··· Supplied material

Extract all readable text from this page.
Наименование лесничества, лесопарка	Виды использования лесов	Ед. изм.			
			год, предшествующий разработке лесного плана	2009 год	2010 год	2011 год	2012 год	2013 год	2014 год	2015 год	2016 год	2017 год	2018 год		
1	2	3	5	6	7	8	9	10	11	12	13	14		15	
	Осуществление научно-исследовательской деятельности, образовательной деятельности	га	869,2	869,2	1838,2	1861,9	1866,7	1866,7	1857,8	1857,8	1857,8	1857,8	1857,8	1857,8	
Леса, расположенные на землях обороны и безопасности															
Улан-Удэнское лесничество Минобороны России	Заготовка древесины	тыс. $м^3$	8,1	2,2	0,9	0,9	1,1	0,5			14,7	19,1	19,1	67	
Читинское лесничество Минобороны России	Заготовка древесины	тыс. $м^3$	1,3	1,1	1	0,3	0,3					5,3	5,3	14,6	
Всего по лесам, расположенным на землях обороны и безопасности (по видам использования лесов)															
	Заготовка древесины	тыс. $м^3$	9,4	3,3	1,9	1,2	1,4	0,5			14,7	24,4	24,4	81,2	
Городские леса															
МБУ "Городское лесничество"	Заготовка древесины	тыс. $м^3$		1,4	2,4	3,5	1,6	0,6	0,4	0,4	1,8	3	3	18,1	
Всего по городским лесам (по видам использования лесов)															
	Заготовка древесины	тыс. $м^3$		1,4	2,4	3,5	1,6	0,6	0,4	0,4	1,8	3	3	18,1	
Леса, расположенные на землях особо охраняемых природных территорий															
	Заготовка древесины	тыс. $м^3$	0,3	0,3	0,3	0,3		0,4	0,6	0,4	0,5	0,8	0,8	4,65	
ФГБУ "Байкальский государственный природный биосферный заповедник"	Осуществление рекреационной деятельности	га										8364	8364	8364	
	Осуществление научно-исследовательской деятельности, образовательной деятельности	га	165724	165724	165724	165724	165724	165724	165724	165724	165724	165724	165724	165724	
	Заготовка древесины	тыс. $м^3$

······

- **Task to carry out**
Select all lines in the listing above where the word "лесов" appears, and show them.

- **Correct output**
Наименование лесничества, лесопарка	Виды использования лесов	Ед. изм.			
Всего по лесам, расположенным на землях обороны и безопасности (по видам использования лесов)															
Всего по городским лесам (по видам использования лесов)															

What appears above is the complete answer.